══ Records provided ══
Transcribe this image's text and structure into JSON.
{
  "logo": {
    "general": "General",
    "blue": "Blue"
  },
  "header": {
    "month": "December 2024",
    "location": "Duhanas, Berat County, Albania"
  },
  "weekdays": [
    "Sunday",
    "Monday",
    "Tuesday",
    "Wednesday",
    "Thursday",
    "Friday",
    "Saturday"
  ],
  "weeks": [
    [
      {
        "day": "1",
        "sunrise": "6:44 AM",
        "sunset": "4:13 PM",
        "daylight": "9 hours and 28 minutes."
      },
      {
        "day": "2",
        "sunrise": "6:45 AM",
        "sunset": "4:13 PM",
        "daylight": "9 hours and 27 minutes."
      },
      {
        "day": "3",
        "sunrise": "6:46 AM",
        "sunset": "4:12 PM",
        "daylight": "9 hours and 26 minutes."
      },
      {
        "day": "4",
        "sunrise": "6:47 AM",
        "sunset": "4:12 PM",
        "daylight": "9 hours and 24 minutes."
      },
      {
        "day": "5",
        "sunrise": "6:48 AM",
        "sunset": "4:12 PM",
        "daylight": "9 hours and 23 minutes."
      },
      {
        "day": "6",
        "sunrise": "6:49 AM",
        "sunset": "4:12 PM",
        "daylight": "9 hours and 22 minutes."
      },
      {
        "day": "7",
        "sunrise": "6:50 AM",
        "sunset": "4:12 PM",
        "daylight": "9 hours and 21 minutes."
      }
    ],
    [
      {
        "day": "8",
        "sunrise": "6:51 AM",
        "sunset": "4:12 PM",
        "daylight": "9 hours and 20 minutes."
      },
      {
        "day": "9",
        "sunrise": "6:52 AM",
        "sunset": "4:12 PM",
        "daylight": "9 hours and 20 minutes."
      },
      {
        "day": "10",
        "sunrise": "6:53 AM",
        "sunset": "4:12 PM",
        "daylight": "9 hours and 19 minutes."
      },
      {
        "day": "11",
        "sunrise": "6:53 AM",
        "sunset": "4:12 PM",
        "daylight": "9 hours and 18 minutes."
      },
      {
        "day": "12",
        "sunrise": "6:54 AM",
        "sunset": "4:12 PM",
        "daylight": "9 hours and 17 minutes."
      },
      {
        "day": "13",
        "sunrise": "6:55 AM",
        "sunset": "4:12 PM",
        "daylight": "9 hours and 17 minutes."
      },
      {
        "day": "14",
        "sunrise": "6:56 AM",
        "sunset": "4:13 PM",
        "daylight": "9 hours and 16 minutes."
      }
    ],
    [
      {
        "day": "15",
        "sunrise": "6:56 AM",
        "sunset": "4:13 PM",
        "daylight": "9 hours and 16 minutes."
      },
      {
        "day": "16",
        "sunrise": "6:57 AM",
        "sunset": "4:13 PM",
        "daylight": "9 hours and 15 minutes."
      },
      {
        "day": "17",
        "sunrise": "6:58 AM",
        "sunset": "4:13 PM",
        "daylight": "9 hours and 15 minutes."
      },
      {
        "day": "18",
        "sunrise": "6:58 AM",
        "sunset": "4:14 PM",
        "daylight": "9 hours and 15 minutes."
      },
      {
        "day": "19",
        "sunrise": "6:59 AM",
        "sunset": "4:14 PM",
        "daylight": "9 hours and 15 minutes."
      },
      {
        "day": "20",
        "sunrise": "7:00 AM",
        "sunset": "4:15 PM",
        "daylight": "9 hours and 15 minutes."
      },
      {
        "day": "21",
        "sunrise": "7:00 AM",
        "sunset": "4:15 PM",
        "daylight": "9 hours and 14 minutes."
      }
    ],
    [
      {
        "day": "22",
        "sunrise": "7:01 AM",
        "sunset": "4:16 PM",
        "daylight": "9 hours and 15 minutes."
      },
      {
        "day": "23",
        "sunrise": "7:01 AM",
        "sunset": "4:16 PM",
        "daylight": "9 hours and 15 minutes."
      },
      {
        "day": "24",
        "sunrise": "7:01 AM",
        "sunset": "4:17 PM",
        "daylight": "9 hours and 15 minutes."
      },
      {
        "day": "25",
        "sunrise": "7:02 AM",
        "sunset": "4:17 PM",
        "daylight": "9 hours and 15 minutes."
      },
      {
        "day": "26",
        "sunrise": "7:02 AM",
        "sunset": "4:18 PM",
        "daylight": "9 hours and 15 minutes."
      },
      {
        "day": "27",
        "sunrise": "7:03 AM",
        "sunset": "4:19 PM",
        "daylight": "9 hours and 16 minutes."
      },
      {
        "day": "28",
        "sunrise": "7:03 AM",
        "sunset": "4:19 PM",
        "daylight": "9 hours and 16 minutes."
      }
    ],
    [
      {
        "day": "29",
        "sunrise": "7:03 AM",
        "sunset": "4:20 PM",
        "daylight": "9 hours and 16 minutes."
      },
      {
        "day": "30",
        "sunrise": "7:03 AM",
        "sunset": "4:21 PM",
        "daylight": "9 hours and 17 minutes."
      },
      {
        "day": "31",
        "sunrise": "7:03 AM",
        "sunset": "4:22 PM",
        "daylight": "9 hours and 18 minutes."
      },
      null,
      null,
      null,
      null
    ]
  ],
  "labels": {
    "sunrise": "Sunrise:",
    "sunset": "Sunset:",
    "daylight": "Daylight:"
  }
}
═══
> To be done
Reproduce each line of the material above precisely.

> Solution
Transcribe this image's text and structure into JSON.
{
  "logo": {
    "general": "General",
    "blue": "Blue"
  },
  "header": {
    "month": "December 2024",
    "location": "Duhanas, Berat County, Albania"
  },
  "weekdays": [
    "Sunday",
    "Monday",
    "Tuesday",
    "Wednesday",
    "Thursday",
    "Friday",
    "Saturday"
  ],
  "weeks": [
    [
      {
        "day": "1",
        "sunrise": "6:44 AM",
        "sunset": "4:13 PM",
        "daylight": "9 hours and 28 minutes."
      },
      {
        "day": "2",
        "sunrise": "6:45 AM",
        "sunset": "4:13 PM",
        "daylight": "9 hours and 27 minutes."
      },
      {
        "day": "3",
        "sunrise": "6:46 AM",
        "sunset": "4:12 PM",
        "daylight": "9 hours and 26 minutes."
      },
      {
        "day": "4",
        "sunrise": "6:47 AM",
        "sunset": "4:12 PM",
        "daylight": "9 hours and 24 minutes."
      },
      {
        "day": "5",
        "sunrise": "6:48 AM",
        "sunset": "4:12 PM",
        "daylight": "9 hours and 23 minutes."
      },
      {
        "day": "6",
        "sunrise": "6:49 AM",
        "sunset": "4:12 PM",
        "daylight": "9 hours and 22 minutes."
      },
      {
        "day": "7",
        "sunrise": "6:50 AM",
        "sunset": "4:12 PM",
        "daylight": "9 hours and 21 minutes."
      }
    ],
    [
      {
        "day": "8",
        "sunrise": "6:51 AM",
        "sunset": "4:12 PM",
        "daylight": "9 hours and 20 minutes."
      },
      {
        "day": "9",
        "sunrise": "6:52 AM",
        "sunset": "4:12 PM",
        "daylight": "9 hours and 20 minutes."
      },
      {
        "day": "10",
        "sunrise": "6:53 AM",
        "sunset": "4:12 PM",
        "daylight": "9 hours and 19 minutes."
      },
      {
        "day": "11",
        "sunrise": "6:53 AM",
        "sunset": "4:12 PM",
        "daylight": "9 hours and 18 minutes."
      },
      {
        "day": "12",
        "sunrise": "6:54 AM",
        "sunset": "4:12 PM",
        "daylight": "9 hours and 17 minutes."
      },
      {
        "day": "13",
        "sunrise": "6:55 AM",
        "sunset": "4:12 PM",
        "daylight": "9 hours and 17 minutes."
      },
      {
        "day": "14",
        "sunrise": "6:56 AM",
        "sunset": "4:13 PM",
        "daylight": "9 hours and 16 minutes."
      }
    ],
    [
      {
        "day": "15",
        "sunrise": "6:56 AM",
        "sunset": "4:13 PM",
        "daylight": "9 hours and 16 minutes."
      },
      {
        "day": "16",
        "sunrise": "6:57 AM",
        "sunset": "4:13 PM",
        "daylight": "9 hours and 15 minutes."
      },
      {
        "day": "17",
        "sunrise": "6:58 AM",
        "sunset": "4:13 PM",
        "daylight": "9 hours and 15 minutes."
      },
      {
        "day": "18",
        "sunrise": "6:58 AM",
        "sunset": "4:14 PM",
        "daylight": "9 hours and 15 minutes."
      },
      {
        "day": "19",
        "sunrise": "6:59 AM",
        "sunset": "4:14 PM",
        "daylight": "9 hours and 15 minutes."
      },
      {
        "day": "20",
        "sunrise": "7:00 AM",
        "sunset": "4:15 PM",
        "daylight": "9 hours and 15 minutes."
      },
      {
        "day": "21",
        "sunrise": "7:00 AM",
        "sunset": "4:15 PM",
        "daylight": "9 hours and 14 minutes."
      }
    ],
    [
      {
        "day": "22",
        "sunrise": "7:01 AM",
        "sunset": "4:16 PM",
        "daylight": "9 hours and 15 minutes."
      },
      {
        "day": "23",
        "sunrise": "7:01 AM",
        "sunset": "4:16 PM",
        "daylight": "9 hours and 15 minutes."
      },
      {
        "day": "24",
        "sunrise": "7:01 AM",
        "sunset": "4:17 PM",
        "daylight": "9 hours and 15 minutes."
      },
      {
        "day": "25",
        "sunrise": "7:02 AM",
        "sunset": "4:17 PM",
        "daylight": "9 hours and 15 minutes."
      },
      {
        "day": "26",
        "sunrise": "7:02 AM",
        "sunset": "4:18 PM",
        "daylight": "9 hours and 15 minutes."
      },
      {
        "day": "27",
        "sunrise": "7:03 AM",
        "sunset": "4:19 PM",
        "daylight": "9 hours and 16 minutes."
      },
      {
        "day": "28",
        "sunrise": "7:03 AM",
        "sunset": "4:19 PM",
        "daylight": "9 hours and 16 minutes."
      }
    ],
    [
      {
        "day": "29",
        "sunrise": "7:03 AM",
        "sunset": "4:20 PM",
        "daylight": "9 hours and 16 minutes."
      },
      {
        "day": "30",
        "sunrise": "7:03 AM",
        "sunset": "4:21 PM",
        "daylight": "9 hours and 17 minutes."
      },
      {
        "day": "31",
        "sunrise": "7:03 AM",
        "sunset": "4:22 PM",
        "daylight": "9 hours and 18 minutes."
      },
      null,
      null,
      null,
      null
    ]
  ],
  "labels": {
    "sunrise": "Sunrise:",
    "sunset": "Sunset:",
    "daylight": "Daylight:"
  }
}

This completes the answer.